● Problem
Your task is to repeat the entries exactly. Leave the pictures out.

━━━ Material ━━━

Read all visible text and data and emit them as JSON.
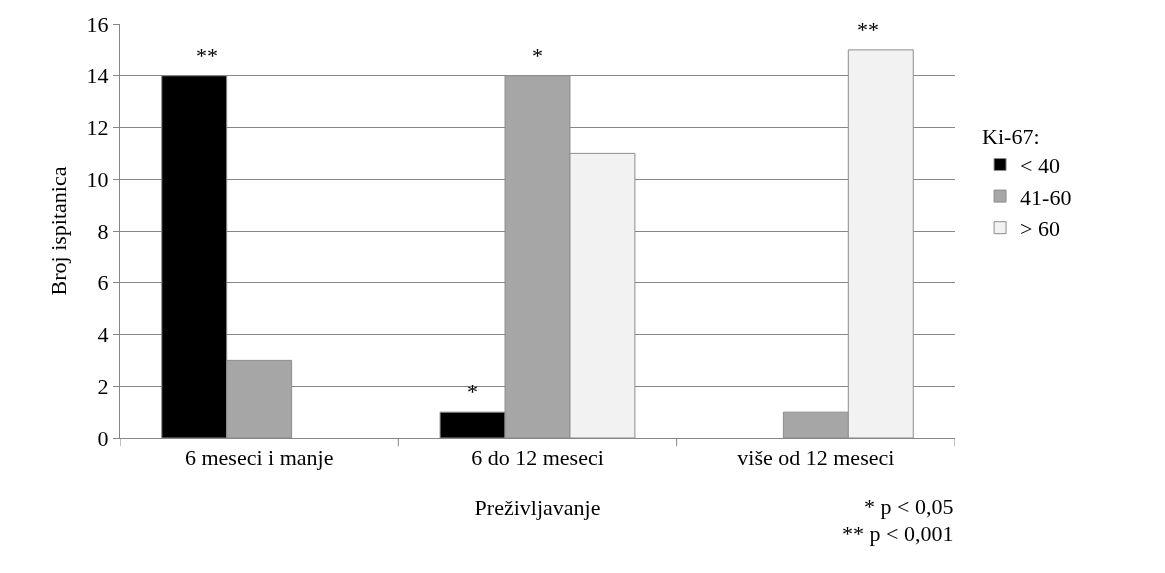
{
  "chart_data": {
    "type": "bar",
    "xlabel": "Preživljavanje",
    "ylabel": "Broj ispitanica",
    "legend_title": "Ki-67:",
    "categories": [
      "6 meseci i manje",
      "6 do 12 meseci",
      "više od 12 meseci"
    ],
    "series": [
      {
        "name": "< 40",
        "color": "#000000",
        "values": [
          14,
          1,
          null
        ]
      },
      {
        "name": "41-60",
        "color": "#a6a6a6",
        "values": [
          3,
          14,
          1
        ]
      },
      {
        "name": "> 60",
        "color": "#f2f2f2",
        "values": [
          null,
          11,
          15
        ]
      }
    ],
    "ylim": [
      0,
      16
    ],
    "yticks": [
      0,
      2,
      4,
      6,
      8,
      10,
      12,
      14,
      16
    ],
    "grid": "y",
    "legend": "right",
    "annotations": [
      "**",
      "*",
      {
        "text": "*",
        "x": "6 do 12 meseci",
        "y": 14
      },
      "**",
      "* p < 0,05",
      "** p < 0,001"
    ]
  }
}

━━━

● Task response
Read all visible text and data and emit them as JSON.
{
  "chart_data": {
    "type": "bar",
    "xlabel": "Preživljavanje",
    "ylabel": "Broj ispitanica",
    "legend_title": "Ki-67:",
    "categories": [
      "6 meseci i manje",
      "6 do 12 meseci",
      "više od 12 meseci"
    ],
    "series": [
      {
        "name": "< 40",
        "color": "#000000",
        "values": [
          14,
          1,
          null
        ]
      },
      {
        "name": "41-60",
        "color": "#a6a6a6",
        "values": [
          3,
          14,
          1
        ]
      },
      {
        "name": "> 60",
        "color": "#f2f2f2",
        "values": [
          null,
          11,
          15
        ]
      }
    ],
    "ylim": [
      0,
      16
    ],
    "yticks": [
      0,
      2,
      4,
      6,
      8,
      10,
      12,
      14,
      16
    ],
    "grid": "y",
    "legend": "right",
    "annotations": [
      "**",
      "*",
      {
        "text": "*",
        "x": "6 do 12 meseci",
        "y": 14
      },
      "**",
      "* p < 0,05",
      "** p < 0,001"
    ]
  }
}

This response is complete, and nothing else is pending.